──────── DATA LISTING ────────

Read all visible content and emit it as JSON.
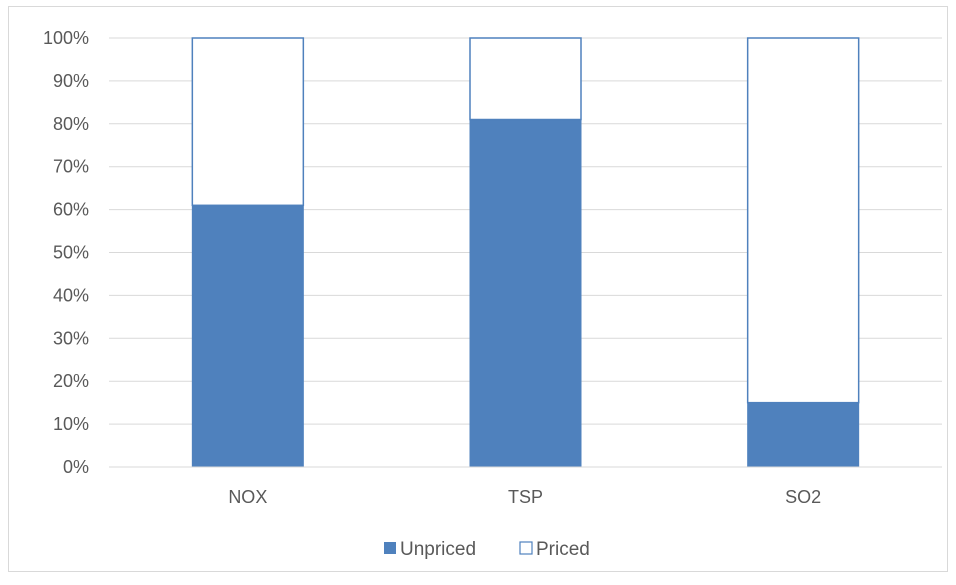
{
  "chart_data": {
    "type": "bar",
    "stacked": true,
    "categories": [
      "NOX",
      "TSP",
      "SO2"
    ],
    "series": [
      {
        "name": "Unpriced",
        "values": [
          61,
          81,
          15
        ]
      },
      {
        "name": "Priced",
        "values": [
          39,
          19,
          85
        ]
      }
    ],
    "title": "",
    "xlabel": "",
    "ylabel": "",
    "ylim": [
      0,
      100
    ],
    "yticks": [
      "0%",
      "10%",
      "20%",
      "30%",
      "40%",
      "50%",
      "60%",
      "70%",
      "80%",
      "90%",
      "100%"
    ],
    "grid": true,
    "legend_position": "bottom",
    "colors": {
      "Unpriced": "#4f81bd",
      "Priced": "#ffffff",
      "priced_border": "#4f81bd",
      "grid": "#d9d9d9"
    }
  }
}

────────

DESCRIPTION OF THE TASK: Give the material again exactly as it is, but keep the pictures out.

CORRECT RESPONSE:
Read all visible content and emit it as JSON.
{
  "chart_data": {
    "type": "bar",
    "stacked": true,
    "categories": [
      "NOX",
      "TSP",
      "SO2"
    ],
    "series": [
      {
        "name": "Unpriced",
        "values": [
          61,
          81,
          15
        ]
      },
      {
        "name": "Priced",
        "values": [
          39,
          19,
          85
        ]
      }
    ],
    "title": "",
    "xlabel": "",
    "ylabel": "",
    "ylim": [
      0,
      100
    ],
    "yticks": [
      "0%",
      "10%",
      "20%",
      "30%",
      "40%",
      "50%",
      "60%",
      "70%",
      "80%",
      "90%",
      "100%"
    ],
    "grid": true,
    "legend_position": "bottom",
    "colors": {
      "Unpriced": "#4f81bd",
      "Priced": "#ffffff",
      "priced_border": "#4f81bd",
      "grid": "#d9d9d9"
    }
  }
}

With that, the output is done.